#### DOCUMENT EXTRACT:
== Segment start ==
Somewhere in the midst of all this, Toby meets Nahid, the one sexual powerhouse from his internet dating who seems to connect on an emotional level, and for a time it seems that Fleishman will pull out of the trouble and lead a happy life, without Rachel.

 

Around this time, the narrative changes in two ways:  first, we begin to focus on the life and moods of our narrator.  For the first 50-60 pages, the novel appears to have a limited omniscient narrator who is following Toby’s thoughts and moods, knows the history of his marriage, the intimate details of his children’s birth, the conversations and fights that are milestones in both the deepening and the devolution of his relationship to Rachel.  But then it becomes clear that the narrator is a character in the story – one Libby who, along with Seth, is an old friend of Toby’s from pre-Rachel days.  We begin to learn of Libby’s complex relationship with these two men, Seth and Toby and of her own struggles with career and family.  While Libby is on a vacation from her strained marriage, she bumps into the long-absent Rachel and discovers that Rachel has not abandoned her family, but had a full nervous breakdown from the strain of her divorce and the pressure of trying to be the main bread winner for 14 years.  She is a flawed, but far more sympathetic person than Libby (who has only known Toby’s side of things) has believed.  Libby makes sure Rachel gets the help she needs, then returns to her own long-suffering husband; Toby realizes that Nahid is just as flawed as any other human and Seth plans to marry for the first time in spite of what he has seen from these friends.

 

Then novel ends with several pages of Libby’s reflections on marriage – including the analysis of Seth’s situation quoted above.  (He has delayed marriage into his 40s, but is now marrying a beautiful 27-year-old.) That reflection is serious and offers some interesting and thoughtful ideas about the challenges and rewards of spending decades in an intimate relationship with someone as complex and flawed as you yourself likely are.  It almost makes me take the rest of this seriously, but there has been too much breezily taken for granted for me to fully buy this turn of events.  

 

The feminist turn here – that Rachel is not a total bitch, that Toby’s sexual escapades are a childish male fantasy, that women are under enormous pressure to claim it all and that it is wives who bear much of the burden of marriages complexity – can only be revelatory if you believed something different at any point in the novel.  The first third of the book, when all Fleishman’s trouble seems to be libidinal, was only interesting because it was written by a woman.  It was a great male fantasy and it was written with humor and energy – I breezed through it.  The list of slogans on women’s t-shirts alone provides enough jokes to carry a novel. But it was never believable or challenging or interesting in any serious way.  Nor was Libby to be taken seriously as a narrator.  There is not the slightest attempt to explain how she knows so much about Toby’s life, or why, having intensely disliked and avoided Rachel for 15 years, she is  the one person capable of really understanding and helping her.

 

The fact that these basic elements are not plausible is layered on the hyperbolic focus on wealthy Manhattanites here.  Toby is a well-respected specialist at NYU, the kind of person a hedge fund manager calls in when his wife is sick, but he is the underpaid person whose career allows time for his children?  Rachel’s salary is many times his, but even with their combined income, they are the poor relations in their social group?  It is not a question of whether these conditions are possible, but whether they make fertile ground for a serious novel about relationships.  And in the end, Brodesser-Akner is attempting a serious novel about relationships.  The reading is entertaining and some of this is funny, and when it was just going to be that, I enjoyed it.  But as she turns towards tragedy, the breach between the reader’s pleasure and the reader’s trust grows too wide.
== Segment end ==
#### AIM OF THE EXERCISE:
Write out the book review's passage from "Somewhere in the" through "life, without Rachel." word for word.

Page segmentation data
== Segment start ==
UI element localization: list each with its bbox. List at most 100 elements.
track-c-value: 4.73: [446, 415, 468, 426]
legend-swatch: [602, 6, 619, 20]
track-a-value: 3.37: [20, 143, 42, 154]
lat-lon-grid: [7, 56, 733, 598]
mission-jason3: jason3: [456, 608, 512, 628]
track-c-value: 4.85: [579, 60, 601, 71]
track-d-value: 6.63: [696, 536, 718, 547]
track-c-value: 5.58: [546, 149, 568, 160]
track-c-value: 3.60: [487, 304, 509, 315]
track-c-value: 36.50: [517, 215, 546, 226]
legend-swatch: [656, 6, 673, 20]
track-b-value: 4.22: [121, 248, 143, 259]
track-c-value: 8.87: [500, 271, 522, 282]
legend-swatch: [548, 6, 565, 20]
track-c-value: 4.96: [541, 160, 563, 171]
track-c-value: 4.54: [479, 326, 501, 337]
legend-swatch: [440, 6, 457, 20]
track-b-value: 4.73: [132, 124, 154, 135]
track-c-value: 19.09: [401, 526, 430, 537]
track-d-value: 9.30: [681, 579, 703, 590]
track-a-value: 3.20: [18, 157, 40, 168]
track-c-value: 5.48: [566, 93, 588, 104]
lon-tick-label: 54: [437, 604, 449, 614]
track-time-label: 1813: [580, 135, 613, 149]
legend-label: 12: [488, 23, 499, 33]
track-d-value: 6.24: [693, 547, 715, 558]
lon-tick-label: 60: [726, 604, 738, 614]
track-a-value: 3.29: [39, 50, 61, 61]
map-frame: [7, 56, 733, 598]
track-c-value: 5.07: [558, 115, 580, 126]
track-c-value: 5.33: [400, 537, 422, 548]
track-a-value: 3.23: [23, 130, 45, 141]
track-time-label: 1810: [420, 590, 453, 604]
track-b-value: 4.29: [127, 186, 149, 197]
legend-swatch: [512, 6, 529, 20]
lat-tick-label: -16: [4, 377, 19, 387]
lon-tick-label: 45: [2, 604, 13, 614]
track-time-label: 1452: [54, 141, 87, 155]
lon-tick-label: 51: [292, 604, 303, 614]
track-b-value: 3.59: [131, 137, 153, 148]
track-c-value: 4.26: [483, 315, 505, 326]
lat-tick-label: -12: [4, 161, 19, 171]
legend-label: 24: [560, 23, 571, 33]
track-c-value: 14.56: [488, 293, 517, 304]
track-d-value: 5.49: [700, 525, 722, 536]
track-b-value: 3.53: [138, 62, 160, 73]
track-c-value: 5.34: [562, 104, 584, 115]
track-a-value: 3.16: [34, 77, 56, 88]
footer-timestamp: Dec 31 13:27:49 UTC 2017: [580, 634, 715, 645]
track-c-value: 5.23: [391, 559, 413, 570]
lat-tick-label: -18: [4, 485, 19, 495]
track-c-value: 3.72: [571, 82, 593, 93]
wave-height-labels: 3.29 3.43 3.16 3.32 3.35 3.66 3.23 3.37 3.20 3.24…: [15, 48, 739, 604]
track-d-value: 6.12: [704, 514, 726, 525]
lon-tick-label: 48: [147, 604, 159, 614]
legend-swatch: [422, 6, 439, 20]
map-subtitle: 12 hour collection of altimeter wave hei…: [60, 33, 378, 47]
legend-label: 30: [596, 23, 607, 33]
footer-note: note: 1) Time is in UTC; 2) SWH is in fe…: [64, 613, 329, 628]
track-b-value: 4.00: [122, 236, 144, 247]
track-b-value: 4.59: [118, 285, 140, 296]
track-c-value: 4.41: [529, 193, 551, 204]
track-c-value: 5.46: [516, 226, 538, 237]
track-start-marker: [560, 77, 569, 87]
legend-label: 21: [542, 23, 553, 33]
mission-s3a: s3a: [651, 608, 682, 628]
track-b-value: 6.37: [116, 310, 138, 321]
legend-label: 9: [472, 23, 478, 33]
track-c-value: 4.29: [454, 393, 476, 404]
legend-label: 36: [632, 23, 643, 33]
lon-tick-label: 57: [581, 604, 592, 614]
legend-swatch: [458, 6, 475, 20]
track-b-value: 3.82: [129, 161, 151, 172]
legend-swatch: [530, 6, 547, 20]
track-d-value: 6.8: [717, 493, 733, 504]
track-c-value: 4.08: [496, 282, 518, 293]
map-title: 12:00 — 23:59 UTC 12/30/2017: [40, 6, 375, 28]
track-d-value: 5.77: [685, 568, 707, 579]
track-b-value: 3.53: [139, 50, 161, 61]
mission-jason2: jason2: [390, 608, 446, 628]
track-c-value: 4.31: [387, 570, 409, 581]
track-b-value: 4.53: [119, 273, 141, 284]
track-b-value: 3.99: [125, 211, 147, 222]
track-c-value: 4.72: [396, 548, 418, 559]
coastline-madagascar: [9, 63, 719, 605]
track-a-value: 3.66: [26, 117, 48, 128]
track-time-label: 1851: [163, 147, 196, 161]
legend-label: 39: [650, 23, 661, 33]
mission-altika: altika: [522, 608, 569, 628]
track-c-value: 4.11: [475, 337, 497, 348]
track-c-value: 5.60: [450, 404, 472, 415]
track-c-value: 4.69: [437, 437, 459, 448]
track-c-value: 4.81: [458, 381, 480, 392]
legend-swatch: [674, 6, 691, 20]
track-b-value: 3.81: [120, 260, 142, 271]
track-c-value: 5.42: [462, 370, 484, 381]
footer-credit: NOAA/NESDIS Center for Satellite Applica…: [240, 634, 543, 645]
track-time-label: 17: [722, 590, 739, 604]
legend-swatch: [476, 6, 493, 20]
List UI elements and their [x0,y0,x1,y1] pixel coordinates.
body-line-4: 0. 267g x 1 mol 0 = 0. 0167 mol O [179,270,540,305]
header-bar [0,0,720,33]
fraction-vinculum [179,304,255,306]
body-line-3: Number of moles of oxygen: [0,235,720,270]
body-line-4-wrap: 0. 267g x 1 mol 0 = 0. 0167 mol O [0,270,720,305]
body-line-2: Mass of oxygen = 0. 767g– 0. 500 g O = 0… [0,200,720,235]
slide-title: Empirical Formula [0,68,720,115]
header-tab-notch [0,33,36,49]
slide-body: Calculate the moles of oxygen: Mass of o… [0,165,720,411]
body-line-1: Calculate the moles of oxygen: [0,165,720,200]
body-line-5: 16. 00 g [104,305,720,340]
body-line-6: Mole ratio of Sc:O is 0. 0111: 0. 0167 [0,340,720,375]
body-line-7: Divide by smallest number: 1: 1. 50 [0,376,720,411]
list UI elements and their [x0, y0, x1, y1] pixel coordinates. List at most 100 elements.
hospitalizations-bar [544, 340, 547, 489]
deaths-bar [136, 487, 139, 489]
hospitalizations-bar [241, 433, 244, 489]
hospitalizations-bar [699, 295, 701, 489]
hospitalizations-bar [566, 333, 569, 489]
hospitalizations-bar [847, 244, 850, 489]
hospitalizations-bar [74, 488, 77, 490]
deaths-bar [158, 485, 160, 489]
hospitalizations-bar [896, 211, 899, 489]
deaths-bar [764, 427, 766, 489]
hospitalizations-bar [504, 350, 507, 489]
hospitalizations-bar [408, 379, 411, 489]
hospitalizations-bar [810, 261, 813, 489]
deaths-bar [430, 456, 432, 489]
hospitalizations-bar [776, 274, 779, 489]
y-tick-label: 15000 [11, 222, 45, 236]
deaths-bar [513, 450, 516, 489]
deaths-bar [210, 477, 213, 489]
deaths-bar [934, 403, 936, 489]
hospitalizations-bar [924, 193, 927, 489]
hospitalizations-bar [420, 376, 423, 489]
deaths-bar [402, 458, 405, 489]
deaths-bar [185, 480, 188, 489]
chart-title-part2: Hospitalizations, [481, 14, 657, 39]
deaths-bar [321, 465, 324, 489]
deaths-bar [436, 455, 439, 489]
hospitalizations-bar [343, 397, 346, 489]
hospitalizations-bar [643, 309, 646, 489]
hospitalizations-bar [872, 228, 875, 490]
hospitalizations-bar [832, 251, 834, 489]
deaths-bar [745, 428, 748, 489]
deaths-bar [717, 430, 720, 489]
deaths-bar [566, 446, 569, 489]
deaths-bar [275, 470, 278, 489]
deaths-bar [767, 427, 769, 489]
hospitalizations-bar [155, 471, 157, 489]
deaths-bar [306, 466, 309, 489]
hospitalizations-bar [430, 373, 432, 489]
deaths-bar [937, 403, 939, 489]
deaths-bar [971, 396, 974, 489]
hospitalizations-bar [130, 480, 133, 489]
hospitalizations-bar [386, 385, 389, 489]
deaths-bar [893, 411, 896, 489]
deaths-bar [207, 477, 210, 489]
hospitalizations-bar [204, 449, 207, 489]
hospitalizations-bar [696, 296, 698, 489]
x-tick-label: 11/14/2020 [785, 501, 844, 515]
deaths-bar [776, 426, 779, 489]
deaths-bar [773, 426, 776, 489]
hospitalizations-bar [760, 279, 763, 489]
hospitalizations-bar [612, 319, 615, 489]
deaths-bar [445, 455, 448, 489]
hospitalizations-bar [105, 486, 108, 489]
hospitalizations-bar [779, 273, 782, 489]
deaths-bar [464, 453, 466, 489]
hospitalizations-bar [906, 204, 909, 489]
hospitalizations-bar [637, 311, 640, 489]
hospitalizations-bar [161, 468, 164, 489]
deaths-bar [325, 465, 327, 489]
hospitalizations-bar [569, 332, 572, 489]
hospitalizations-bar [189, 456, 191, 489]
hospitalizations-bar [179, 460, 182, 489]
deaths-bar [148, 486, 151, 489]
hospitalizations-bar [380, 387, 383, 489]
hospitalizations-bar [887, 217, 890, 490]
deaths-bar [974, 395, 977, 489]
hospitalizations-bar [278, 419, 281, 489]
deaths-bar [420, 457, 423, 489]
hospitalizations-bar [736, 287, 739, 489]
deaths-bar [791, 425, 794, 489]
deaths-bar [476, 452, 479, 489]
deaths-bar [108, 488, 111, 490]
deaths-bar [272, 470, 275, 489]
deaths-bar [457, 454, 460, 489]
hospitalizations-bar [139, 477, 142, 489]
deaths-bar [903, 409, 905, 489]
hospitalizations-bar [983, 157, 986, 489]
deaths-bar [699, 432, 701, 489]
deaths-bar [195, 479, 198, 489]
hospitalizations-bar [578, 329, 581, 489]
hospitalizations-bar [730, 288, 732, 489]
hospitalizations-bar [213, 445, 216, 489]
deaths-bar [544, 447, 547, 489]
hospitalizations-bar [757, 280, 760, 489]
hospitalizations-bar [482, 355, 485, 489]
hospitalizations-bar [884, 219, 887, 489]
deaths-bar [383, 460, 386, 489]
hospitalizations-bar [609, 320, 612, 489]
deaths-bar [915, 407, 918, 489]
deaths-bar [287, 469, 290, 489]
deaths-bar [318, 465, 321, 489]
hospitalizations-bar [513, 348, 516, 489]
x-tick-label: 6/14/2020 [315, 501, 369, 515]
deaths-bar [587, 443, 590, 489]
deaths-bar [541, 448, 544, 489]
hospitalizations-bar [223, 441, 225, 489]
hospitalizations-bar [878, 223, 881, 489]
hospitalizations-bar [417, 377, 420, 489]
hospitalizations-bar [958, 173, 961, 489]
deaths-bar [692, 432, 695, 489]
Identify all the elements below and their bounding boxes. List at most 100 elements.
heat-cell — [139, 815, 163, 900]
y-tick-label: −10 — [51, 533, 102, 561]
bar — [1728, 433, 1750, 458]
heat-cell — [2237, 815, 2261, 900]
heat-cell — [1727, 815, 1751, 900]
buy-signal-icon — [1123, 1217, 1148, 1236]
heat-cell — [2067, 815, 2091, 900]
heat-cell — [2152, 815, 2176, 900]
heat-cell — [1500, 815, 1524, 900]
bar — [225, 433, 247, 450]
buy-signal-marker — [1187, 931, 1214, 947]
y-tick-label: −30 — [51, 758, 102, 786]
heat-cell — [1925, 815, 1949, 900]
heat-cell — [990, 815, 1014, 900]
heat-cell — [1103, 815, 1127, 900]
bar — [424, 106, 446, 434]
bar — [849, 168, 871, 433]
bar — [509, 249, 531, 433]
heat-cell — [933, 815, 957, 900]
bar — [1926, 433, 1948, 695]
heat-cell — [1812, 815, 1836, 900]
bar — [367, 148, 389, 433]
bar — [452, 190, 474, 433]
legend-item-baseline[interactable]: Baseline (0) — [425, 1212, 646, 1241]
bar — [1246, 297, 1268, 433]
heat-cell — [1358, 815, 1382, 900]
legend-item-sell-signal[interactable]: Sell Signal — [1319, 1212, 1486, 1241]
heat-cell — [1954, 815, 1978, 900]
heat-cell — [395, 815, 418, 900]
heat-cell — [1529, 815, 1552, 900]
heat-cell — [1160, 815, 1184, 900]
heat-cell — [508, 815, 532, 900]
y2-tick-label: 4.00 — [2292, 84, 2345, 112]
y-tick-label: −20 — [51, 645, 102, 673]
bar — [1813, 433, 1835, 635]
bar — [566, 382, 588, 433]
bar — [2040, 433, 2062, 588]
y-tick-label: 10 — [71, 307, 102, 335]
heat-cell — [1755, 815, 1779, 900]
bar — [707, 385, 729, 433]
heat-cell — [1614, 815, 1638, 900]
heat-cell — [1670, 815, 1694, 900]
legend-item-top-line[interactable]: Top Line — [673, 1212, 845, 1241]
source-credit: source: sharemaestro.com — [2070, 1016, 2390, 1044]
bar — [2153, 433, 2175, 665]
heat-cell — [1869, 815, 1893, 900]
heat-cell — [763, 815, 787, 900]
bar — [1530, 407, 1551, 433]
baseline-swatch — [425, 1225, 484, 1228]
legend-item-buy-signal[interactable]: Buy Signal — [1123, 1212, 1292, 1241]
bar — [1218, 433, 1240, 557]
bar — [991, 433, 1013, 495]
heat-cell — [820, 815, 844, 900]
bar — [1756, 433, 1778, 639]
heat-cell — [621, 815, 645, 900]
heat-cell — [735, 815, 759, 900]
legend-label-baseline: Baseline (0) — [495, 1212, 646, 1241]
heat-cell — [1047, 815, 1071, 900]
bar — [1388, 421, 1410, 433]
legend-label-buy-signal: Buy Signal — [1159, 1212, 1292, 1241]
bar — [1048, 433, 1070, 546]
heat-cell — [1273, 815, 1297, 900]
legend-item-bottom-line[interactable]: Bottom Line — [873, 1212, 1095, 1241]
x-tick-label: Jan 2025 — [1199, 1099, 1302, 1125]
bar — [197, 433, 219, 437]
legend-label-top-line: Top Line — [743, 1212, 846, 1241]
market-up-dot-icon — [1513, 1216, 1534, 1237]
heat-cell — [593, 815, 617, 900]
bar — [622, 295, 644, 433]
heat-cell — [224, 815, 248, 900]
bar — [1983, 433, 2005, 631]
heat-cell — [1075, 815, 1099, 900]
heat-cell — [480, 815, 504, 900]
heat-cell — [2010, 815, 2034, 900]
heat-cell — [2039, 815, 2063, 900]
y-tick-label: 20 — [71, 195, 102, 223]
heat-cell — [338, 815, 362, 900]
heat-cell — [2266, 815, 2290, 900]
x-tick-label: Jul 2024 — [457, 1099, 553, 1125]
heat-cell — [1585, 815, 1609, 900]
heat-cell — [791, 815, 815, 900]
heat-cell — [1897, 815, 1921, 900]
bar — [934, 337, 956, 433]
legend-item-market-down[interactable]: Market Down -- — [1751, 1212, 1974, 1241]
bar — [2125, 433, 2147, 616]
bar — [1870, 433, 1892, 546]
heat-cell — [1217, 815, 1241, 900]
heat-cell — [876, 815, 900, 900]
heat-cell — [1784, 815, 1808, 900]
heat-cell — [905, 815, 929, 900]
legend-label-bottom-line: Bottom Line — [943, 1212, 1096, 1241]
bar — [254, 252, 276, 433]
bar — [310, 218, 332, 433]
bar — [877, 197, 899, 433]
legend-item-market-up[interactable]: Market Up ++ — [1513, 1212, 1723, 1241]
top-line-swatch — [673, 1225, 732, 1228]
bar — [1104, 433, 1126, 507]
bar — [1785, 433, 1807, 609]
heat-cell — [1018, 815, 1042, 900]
== Segment end ==
#### SOLUTION TO THE EXERCISE:
Somewhere in the midst of all this, Toby meets Nahid, the one sexual powerhouse from his internet dating who seems to connect on an emotional level, and for a time it seems that Fleishman will pull out of the trouble and lead a happy life, without Rachel.